_Exercise directions_
Return every line below that contains the word "Google".

_Excerpted records_
-=-=-=-=-
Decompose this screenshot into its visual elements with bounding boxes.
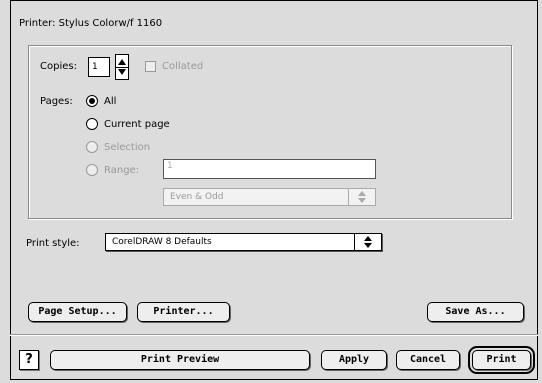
- print-preview-button[interactable]: Print Preview: [50, 350, 310, 370]
- pages-selection-label: Selection: [104, 142, 151, 153]
- even-odd-popup[interactable]: Even & Odd: [163, 188, 376, 206]
- printer-button[interactable]: Printer...: [137, 302, 230, 322]
- pages-range-label: Range:: [104, 165, 140, 176]
- copies-input[interactable]: 1: [88, 57, 110, 77]
- print-dialog: Printer: Stylus Colorw/f 1160 Copies: 1 …: [0, 0, 542, 383]
- pages-label: Pages:: [40, 96, 73, 107]
- save-as-button[interactable]: Save As...: [427, 302, 524, 322]
- pages-all-radio[interactable]: [86, 95, 98, 107]
- collated-checkbox[interactable]: [145, 61, 156, 72]
- apply-button[interactable]: Apply: [321, 350, 387, 370]
- cancel-button[interactable]: Cancel: [396, 350, 460, 370]
- copies-label: Copies:: [40, 61, 77, 72]
- print-style-label: Print style:: [26, 238, 80, 249]
- printer-name-label: Printer: Stylus Colorw/f 1160: [19, 18, 163, 29]
- even-odd-value: Even & Odd: [170, 192, 224, 202]
- stepper-up-arrow-icon[interactable]: [118, 59, 126, 65]
- print-style-popup[interactable]: CorelDRAW 8 Defaults: [105, 233, 382, 251]
- page-setup-button[interactable]: Page Setup...: [28, 302, 127, 322]
- pages-current-page-radio[interactable]: [86, 118, 98, 130]
- divider: [10, 334, 538, 335]
- print-style-value: CorelDRAW 8 Defaults: [112, 237, 212, 247]
- copies-stepper[interactable]: [115, 54, 129, 80]
- help-icon[interactable]: ?: [19, 350, 39, 370]
- range-input[interactable]: 1: [163, 159, 376, 179]
- popup-arrows-icon: [348, 189, 375, 205]
- popup-arrows-icon: [354, 234, 381, 250]
- pages-selection-radio[interactable]: [86, 141, 98, 153]
- pages-current-page-label: Current page: [104, 119, 170, 130]
- pages-all-label: All: [104, 96, 117, 107]
- stepper-down-arrow-icon[interactable]: [118, 69, 126, 75]
- print-button[interactable]: Print: [468, 346, 535, 374]
- collated-label: Collated: [162, 61, 204, 72]
- stepper-divider: [116, 67, 128, 68]
- pages-range-radio[interactable]: [86, 164, 98, 176]
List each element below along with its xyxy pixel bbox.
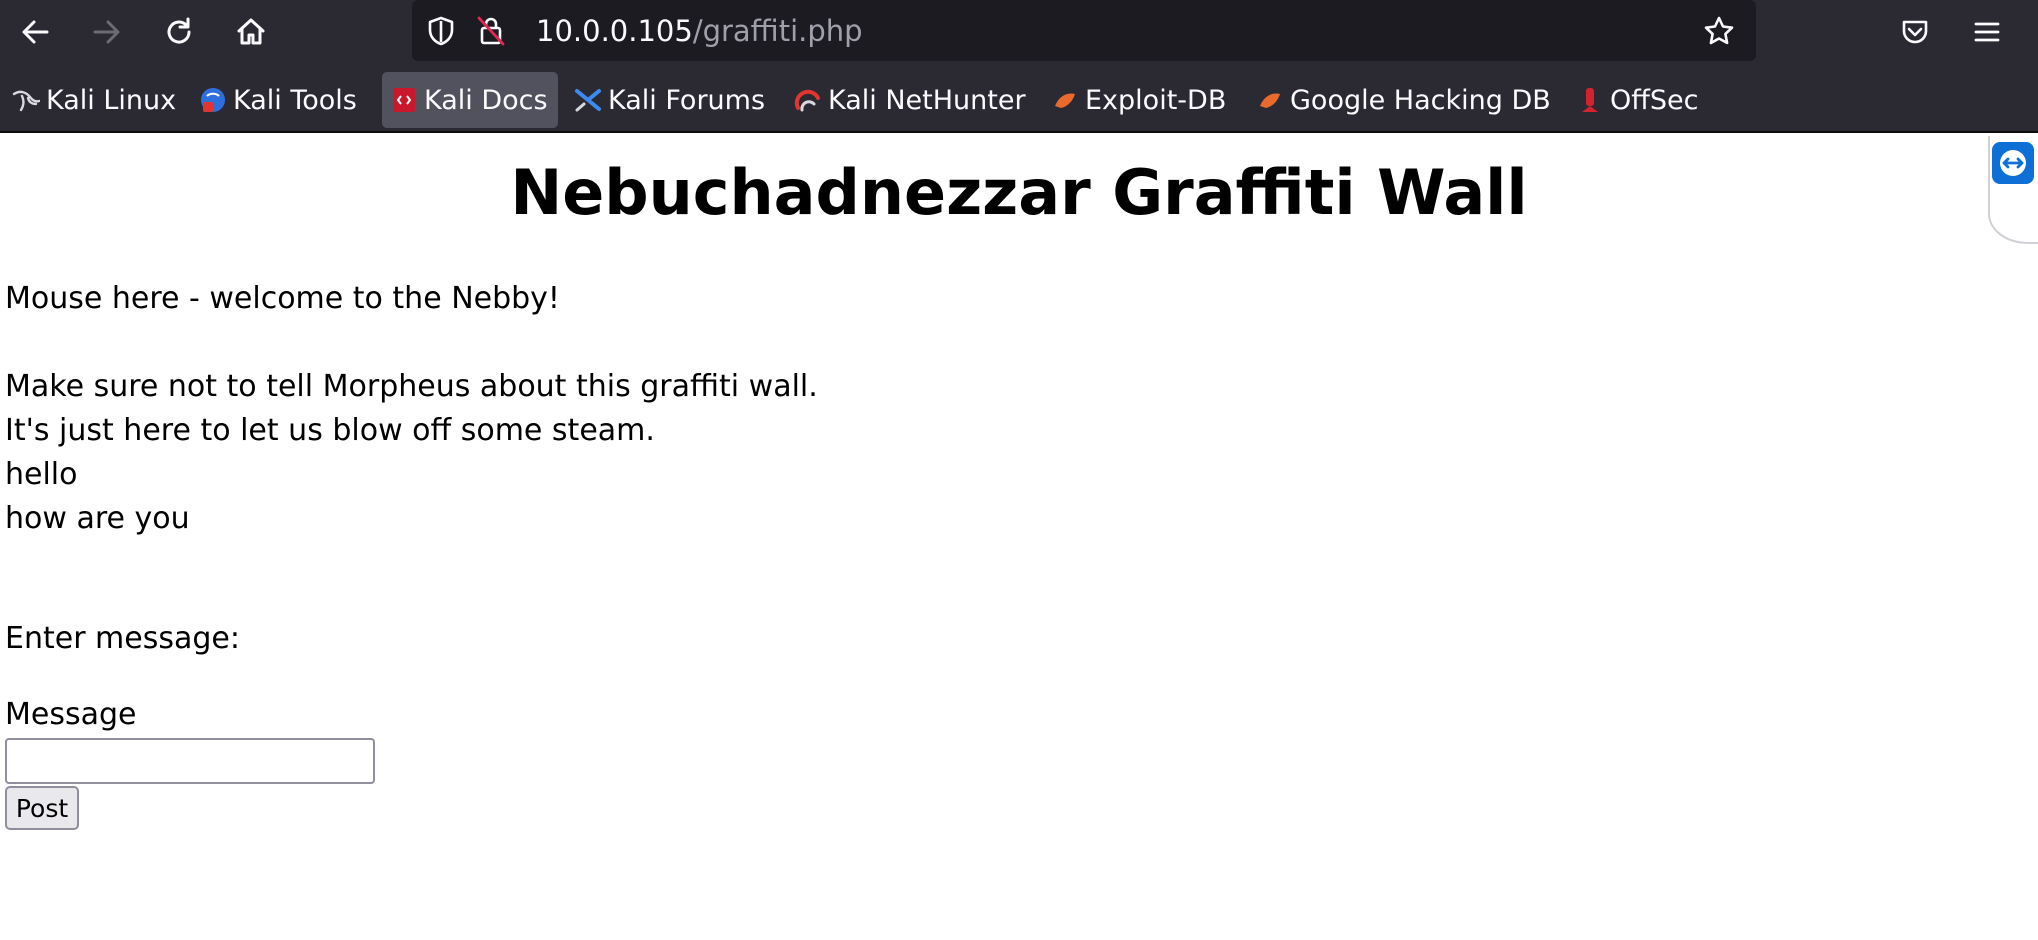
bookmark-kali-forums[interactable]: Kali Forums <box>566 72 775 128</box>
message-input[interactable] <box>5 738 375 784</box>
reload-button[interactable] <box>156 10 202 54</box>
message-field-label: Message <box>5 697 137 732</box>
graffiti-message: hello <box>5 457 78 492</box>
bookmark-google-hacking-db[interactable]: Google Hacking DB <box>1248 72 1561 128</box>
bookmarks-toolbar: Kali Linux Kali Tools Kali Docs Kali For… <box>0 72 2038 130</box>
bookmark-label: Kali NetHunter <box>828 84 1026 116</box>
bookmark-kali-tools[interactable]: Kali Tools <box>191 72 367 128</box>
exploit-db-icon <box>1051 86 1079 114</box>
post-button[interactable]: Post <box>5 786 79 830</box>
bookmark-offsec[interactable]: OffSec <box>1568 72 1708 128</box>
bookmark-label: Google Hacking DB <box>1290 84 1551 116</box>
kali-dragon-icon <box>12 86 40 114</box>
forward-button[interactable] <box>84 10 130 54</box>
ghdb-icon <box>1256 86 1284 114</box>
pocket-button[interactable] <box>1892 10 1938 54</box>
graffiti-message: how are you <box>5 501 190 536</box>
kali-forums-icon <box>574 86 602 114</box>
bookmark-label: Kali Tools <box>233 84 357 116</box>
bookmark-kali-nethunter[interactable]: Kali NetHunter <box>786 72 1036 128</box>
back-button[interactable] <box>12 10 58 54</box>
form-prompt: Enter message: <box>5 621 240 656</box>
bookmark-label: OffSec <box>1610 84 1699 116</box>
bookmark-label: Kali Linux <box>46 84 177 116</box>
bookmark-kali-linux[interactable]: Kali Linux <box>4 72 186 128</box>
app-menu-button[interactable] <box>1964 10 2010 54</box>
hamburger-menu-icon <box>1974 22 2000 42</box>
graffiti-message: Make sure not to tell Morpheus about thi… <box>5 369 818 404</box>
page-content: Nebuchadnezzar Graffiti Wall Mouse here … <box>0 133 2038 940</box>
offsec-icon <box>1576 86 1604 114</box>
url-path: /graffiti.php <box>692 14 863 48</box>
reload-icon <box>167 17 191 44</box>
welcome-line: Mouse here - welcome to the Nebby! <box>5 281 560 316</box>
browser-chrome: 10.0.0.105/graffiti.php Kali Linux Kali … <box>0 0 2038 133</box>
bookmark-label: Kali Docs <box>424 84 548 116</box>
insecure-lock-icon[interactable] <box>474 14 508 48</box>
bookmark-kali-docs[interactable]: Kali Docs <box>382 72 558 128</box>
bookmark-label: Kali Forums <box>608 84 766 116</box>
url-host: 10.0.0.105 <box>536 14 693 48</box>
bookmark-exploit-db[interactable]: Exploit-DB <box>1043 72 1236 128</box>
navigation-toolbar: 10.0.0.105/graffiti.php <box>0 0 2038 66</box>
arrow-right-icon <box>93 20 120 44</box>
page-title: Nebuchadnezzar Graffiti Wall <box>510 156 1528 229</box>
kali-tools-icon <box>199 86 227 114</box>
shield-icon[interactable] <box>424 14 458 48</box>
home-button[interactable] <box>228 10 274 54</box>
home-icon <box>237 18 265 45</box>
graffiti-message: It's just here to let us blow off some s… <box>5 413 655 448</box>
remote-support-side-tab[interactable] <box>1988 136 2038 244</box>
url-text[interactable]: 10.0.0.105/graffiti.php <box>536 14 863 48</box>
arrow-left-icon <box>22 20 49 44</box>
bookmark-star-icon[interactable] <box>1702 14 1736 48</box>
kali-nethunter-icon <box>794 86 822 114</box>
bookmark-label: Exploit-DB <box>1085 84 1227 116</box>
kali-docs-icon <box>390 86 418 114</box>
pocket-icon <box>1902 20 1928 44</box>
url-bar[interactable]: 10.0.0.105/graffiti.php <box>412 0 1756 61</box>
double-arrow-icon <box>1992 142 2034 184</box>
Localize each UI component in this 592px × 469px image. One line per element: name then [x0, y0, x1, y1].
-=-=-=-=-
_Response to the exercise_
bookmark-google-hacking-db[interactable]: Google Hacking DB <box>1248 72 1561 128</box>
bookmark-label: Google Hacking DB <box>1290 84 1551 116</box>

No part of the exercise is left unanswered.